BEGIN Input records
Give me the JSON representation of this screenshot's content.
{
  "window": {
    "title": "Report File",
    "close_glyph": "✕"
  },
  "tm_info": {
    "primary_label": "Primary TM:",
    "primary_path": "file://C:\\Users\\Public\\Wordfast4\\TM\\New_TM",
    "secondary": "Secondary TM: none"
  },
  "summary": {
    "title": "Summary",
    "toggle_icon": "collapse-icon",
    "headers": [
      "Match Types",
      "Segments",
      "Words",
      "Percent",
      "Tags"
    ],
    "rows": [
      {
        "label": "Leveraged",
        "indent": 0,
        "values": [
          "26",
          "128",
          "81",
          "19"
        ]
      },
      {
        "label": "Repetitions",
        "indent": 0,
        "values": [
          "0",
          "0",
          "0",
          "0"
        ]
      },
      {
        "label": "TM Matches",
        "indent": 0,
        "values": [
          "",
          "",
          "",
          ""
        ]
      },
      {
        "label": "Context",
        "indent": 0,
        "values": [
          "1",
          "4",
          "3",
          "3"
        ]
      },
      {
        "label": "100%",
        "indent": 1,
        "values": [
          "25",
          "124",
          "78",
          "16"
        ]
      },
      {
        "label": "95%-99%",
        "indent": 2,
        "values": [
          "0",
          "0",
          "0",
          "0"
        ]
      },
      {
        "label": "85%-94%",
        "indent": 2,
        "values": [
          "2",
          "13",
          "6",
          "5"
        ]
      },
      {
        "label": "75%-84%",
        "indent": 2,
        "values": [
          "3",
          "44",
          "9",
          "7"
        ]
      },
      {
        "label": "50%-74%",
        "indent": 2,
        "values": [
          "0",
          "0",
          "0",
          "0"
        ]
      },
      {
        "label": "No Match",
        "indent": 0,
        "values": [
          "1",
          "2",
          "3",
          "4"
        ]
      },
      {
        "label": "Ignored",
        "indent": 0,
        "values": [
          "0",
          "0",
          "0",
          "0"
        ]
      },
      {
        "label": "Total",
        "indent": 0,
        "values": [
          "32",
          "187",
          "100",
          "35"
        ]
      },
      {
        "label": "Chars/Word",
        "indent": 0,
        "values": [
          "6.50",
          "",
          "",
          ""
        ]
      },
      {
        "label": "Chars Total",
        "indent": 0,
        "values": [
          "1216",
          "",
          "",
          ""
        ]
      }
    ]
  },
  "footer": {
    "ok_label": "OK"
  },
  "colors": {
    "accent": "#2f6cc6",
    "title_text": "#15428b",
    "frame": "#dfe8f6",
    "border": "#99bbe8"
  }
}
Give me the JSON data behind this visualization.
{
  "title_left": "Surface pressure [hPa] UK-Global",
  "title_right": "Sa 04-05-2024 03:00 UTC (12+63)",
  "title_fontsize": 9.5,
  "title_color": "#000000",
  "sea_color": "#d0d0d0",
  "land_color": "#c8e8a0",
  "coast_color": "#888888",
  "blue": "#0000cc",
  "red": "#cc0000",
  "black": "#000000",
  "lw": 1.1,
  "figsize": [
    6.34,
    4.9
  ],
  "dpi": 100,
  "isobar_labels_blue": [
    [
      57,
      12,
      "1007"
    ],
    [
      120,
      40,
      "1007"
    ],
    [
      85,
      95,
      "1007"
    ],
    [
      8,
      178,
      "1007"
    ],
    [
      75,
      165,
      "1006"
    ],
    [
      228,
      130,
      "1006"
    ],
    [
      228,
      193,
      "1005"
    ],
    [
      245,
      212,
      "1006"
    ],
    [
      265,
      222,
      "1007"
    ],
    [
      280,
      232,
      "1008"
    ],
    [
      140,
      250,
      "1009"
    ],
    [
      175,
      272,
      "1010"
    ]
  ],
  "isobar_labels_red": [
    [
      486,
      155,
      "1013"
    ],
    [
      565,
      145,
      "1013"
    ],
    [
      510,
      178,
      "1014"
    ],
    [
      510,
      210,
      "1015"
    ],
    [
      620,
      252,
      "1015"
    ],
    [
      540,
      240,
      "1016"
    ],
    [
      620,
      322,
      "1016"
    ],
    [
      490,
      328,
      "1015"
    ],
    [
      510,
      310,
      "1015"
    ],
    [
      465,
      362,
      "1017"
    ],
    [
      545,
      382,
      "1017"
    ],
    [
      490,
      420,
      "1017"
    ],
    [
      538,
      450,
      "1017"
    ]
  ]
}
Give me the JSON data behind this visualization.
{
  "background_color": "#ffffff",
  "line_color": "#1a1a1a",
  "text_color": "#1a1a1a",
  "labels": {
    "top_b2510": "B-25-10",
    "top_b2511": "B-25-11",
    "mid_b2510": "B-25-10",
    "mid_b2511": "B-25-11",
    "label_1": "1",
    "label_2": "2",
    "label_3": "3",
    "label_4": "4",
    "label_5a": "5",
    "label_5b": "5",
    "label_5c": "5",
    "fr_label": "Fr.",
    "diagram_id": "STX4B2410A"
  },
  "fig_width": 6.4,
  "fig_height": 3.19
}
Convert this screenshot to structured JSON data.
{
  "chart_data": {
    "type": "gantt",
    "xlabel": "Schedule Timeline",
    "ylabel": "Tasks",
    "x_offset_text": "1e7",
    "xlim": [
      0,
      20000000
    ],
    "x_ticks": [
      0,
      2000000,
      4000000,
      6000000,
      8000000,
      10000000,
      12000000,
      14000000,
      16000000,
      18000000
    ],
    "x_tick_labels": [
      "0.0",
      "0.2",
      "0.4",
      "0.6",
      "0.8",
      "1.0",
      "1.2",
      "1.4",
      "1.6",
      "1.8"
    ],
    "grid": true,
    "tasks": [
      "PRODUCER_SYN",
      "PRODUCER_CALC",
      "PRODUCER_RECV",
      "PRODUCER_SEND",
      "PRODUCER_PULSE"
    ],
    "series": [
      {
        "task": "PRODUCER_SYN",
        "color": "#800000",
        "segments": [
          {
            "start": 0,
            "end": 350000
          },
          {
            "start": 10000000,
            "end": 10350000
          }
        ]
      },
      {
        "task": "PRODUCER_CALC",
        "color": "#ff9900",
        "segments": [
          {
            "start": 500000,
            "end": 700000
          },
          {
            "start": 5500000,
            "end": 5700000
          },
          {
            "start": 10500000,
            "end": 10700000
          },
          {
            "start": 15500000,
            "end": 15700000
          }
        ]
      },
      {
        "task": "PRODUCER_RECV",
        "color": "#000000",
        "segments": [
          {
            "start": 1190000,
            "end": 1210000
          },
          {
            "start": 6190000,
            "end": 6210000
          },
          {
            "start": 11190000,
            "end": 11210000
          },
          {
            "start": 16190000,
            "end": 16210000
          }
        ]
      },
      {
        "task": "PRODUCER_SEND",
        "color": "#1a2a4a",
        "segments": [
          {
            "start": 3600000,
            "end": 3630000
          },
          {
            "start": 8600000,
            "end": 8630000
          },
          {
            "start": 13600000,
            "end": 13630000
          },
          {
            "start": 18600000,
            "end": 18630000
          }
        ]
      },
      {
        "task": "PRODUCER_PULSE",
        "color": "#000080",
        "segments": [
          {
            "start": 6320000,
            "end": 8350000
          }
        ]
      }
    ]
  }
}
END Input records
* _Exercise aim_:
Restate the data above exactly, keeping each word as it stands.

* _Result of this exercise_:
Give me the JSON representation of this screenshot's content.
{
  "window": {
    "title": "Report File",
    "close_glyph": "✕"
  },
  "tm_info": {
    "primary_label": "Primary TM:",
    "primary_path": "file://C:\\Users\\Public\\Wordfast4\\TM\\New_TM",
    "secondary": "Secondary TM: none"
  },
  "summary": {
    "title": "Summary",
    "toggle_icon": "collapse-icon",
    "headers": [
      "Match Types",
      "Segments",
      "Words",
      "Percent",
      "Tags"
    ],
    "rows": [
      {
        "label": "Leveraged",
        "indent": 0,
        "values": [
          "26",
          "128",
          "81",
          "19"
        ]
      },
      {
        "label": "Repetitions",
        "indent": 0,
        "values": [
          "0",
          "0",
          "0",
          "0"
        ]
      },
      {
        "label": "TM Matches",
        "indent": 0,
        "values": [
          "",
          "",
          "",
          ""
        ]
      },
      {
        "label": "Context",
        "indent": 0,
        "values": [
          "1",
          "4",
          "3",
          "3"
        ]
      },
      {
        "label": "100%",
        "indent": 1,
        "values": [
          "25",
          "124",
          "78",
          "16"
        ]
      },
      {
        "label": "95%-99%",
        "indent": 2,
        "values": [
          "0",
          "0",
          "0",
          "0"
        ]
      },
      {
        "label": "85%-94%",
        "indent": 2,
        "values": [
          "2",
          "13",
          "6",
          "5"
        ]
      },
      {
        "label": "75%-84%",
        "indent": 2,
        "values": [
          "3",
          "44",
          "9",
          "7"
        ]
      },
      {
        "label": "50%-74%",
        "indent": 2,
        "values": [
          "0",
          "0",
          "0",
          "0"
        ]
      },
      {
        "label": "No Match",
        "indent": 0,
        "values": [
          "1",
          "2",
          "3",
          "4"
        ]
      },
      {
        "label": "Ignored",
        "indent": 0,
        "values": [
          "0",
          "0",
          "0",
          "0"
        ]
      },
      {
        "label": "Total",
        "indent": 0,
        "values": [
          "32",
          "187",
          "100",
          "35"
        ]
      },
      {
        "label": "Chars/Word",
        "indent": 0,
        "values": [
          "6.50",
          "",
          "",
          ""
        ]
      },
      {
        "label": "Chars Total",
        "indent": 0,
        "values": [
          "1216",
          "",
          "",
          ""
        ]
      }
    ]
  },
  "footer": {
    "ok_label": "OK"
  },
  "colors": {
    "accent": "#2f6cc6",
    "title_text": "#15428b",
    "frame": "#dfe8f6",
    "border": "#99bbe8"
  }
}
Give me the JSON data behind this visualization.
{
  "title_left": "Surface pressure [hPa] UK-Global",
  "title_right": "Sa 04-05-2024 03:00 UTC (12+63)",
  "title_fontsize": 9.5,
  "title_color": "#000000",
  "sea_color": "#d0d0d0",
  "land_color": "#c8e8a0",
  "coast_color": "#888888",
  "blue": "#0000cc",
  "red": "#cc0000",
  "black": "#000000",
  "lw": 1.1,
  "figsize": [
    6.34,
    4.9
  ],
  "dpi": 100,
  "isobar_labels_blue": [
    [
      57,
      12,
      "1007"
    ],
    [
      120,
      40,
      "1007"
    ],
    [
      85,
      95,
      "1007"
    ],
    [
      8,
      178,
      "1007"
    ],
    [
      75,
      165,
      "1006"
    ],
    [
      228,
      130,
      "1006"
    ],
    [
      228,
      193,
      "1005"
    ],
    [
      245,
      212,
      "1006"
    ],
    [
      265,
      222,
      "1007"
    ],
    [
      280,
      232,
      "1008"
    ],
    [
      140,
      250,
      "1009"
    ],
    [
      175,
      272,
      "1010"
    ]
  ],
  "isobar_labels_red": [
    [
      486,
      155,
      "1013"
    ],
    [
      565,
      145,
      "1013"
    ],
    [
      510,
      178,
      "1014"
    ],
    [
      510,
      210,
      "1015"
    ],
    [
      620,
      252,
      "1015"
    ],
    [
      540,
      240,
      "1016"
    ],
    [
      620,
      322,
      "1016"
    ],
    [
      490,
      328,
      "1015"
    ],
    [
      510,
      310,
      "1015"
    ],
    [
      465,
      362,
      "1017"
    ],
    [
      545,
      382,
      "1017"
    ],
    [
      490,
      420,
      "1017"
    ],
    [
      538,
      450,
      "1017"
    ]
  ]
}
Give me the JSON data behind this visualization.
{
  "background_color": "#ffffff",
  "line_color": "#1a1a1a",
  "text_color": "#1a1a1a",
  "labels": {
    "top_b2510": "B-25-10",
    "top_b2511": "B-25-11",
    "mid_b2510": "B-25-10",
    "mid_b2511": "B-25-11",
    "label_1": "1",
    "label_2": "2",
    "label_3": "3",
    "label_4": "4",
    "label_5a": "5",
    "label_5b": "5",
    "label_5c": "5",
    "fr_label": "Fr.",
    "diagram_id": "STX4B2410A"
  },
  "fig_width": 6.4,
  "fig_height": 3.19
}
Convert this screenshot to structured JSON data.
{
  "chart_data": {
    "type": "gantt",
    "xlabel": "Schedule Timeline",
    "ylabel": "Tasks",
    "x_offset_text": "1e7",
    "xlim": [
      0,
      20000000
    ],
    "x_ticks": [
      0,
      2000000,
      4000000,
      6000000,
      8000000,
      10000000,
      12000000,
      14000000,
      16000000,
      18000000
    ],
    "x_tick_labels": [
      "0.0",
      "0.2",
      "0.4",
      "0.6",
      "0.8",
      "1.0",
      "1.2",
      "1.4",
      "1.6",
      "1.8"
    ],
    "grid": true,
    "tasks": [
      "PRODUCER_SYN",
      "PRODUCER_CALC",
      "PRODUCER_RECV",
      "PRODUCER_SEND",
      "PRODUCER_PULSE"
    ],
    "series": [
      {
        "task": "PRODUCER_SYN",
        "color": "#800000",
        "segments": [
          {
            "start": 0,
            "end": 350000
          },
          {
            "start": 10000000,
            "end": 10350000
          }
        ]
      },
      {
        "task": "PRODUCER_CALC",
        "color": "#ff9900",
        "segments": [
          {
            "start": 500000,
            "end": 700000
          },
          {
            "start": 5500000,
            "end": 5700000
          },
          {
            "start": 10500000,
            "end": 10700000
          },
          {
            "start": 15500000,
            "end": 15700000
          }
        ]
      },
      {
        "task": "PRODUCER_RECV",
        "color": "#000000",
        "segments": [
          {
            "start": 1190000,
            "end": 1210000
          },
          {
            "start": 6190000,
            "end": 6210000
          },
          {
            "start": 11190000,
            "end": 11210000
          },
          {
            "start": 16190000,
            "end": 16210000
          }
        ]
      },
      {
        "task": "PRODUCER_SEND",
        "color": "#1a2a4a",
        "segments": [
          {
            "start": 3600000,
            "end": 3630000
          },
          {
            "start": 8600000,
            "end": 8630000
          },
          {
            "start": 13600000,
            "end": 13630000
          },
          {
            "start": 18600000,
            "end": 18630000
          }
        ]
      },
      {
        "task": "PRODUCER_PULSE",
        "color": "#000080",
        "segments": [
          {
            "start": 6320000,
            "end": 8350000
          }
        ]
      }
    ]
  }
}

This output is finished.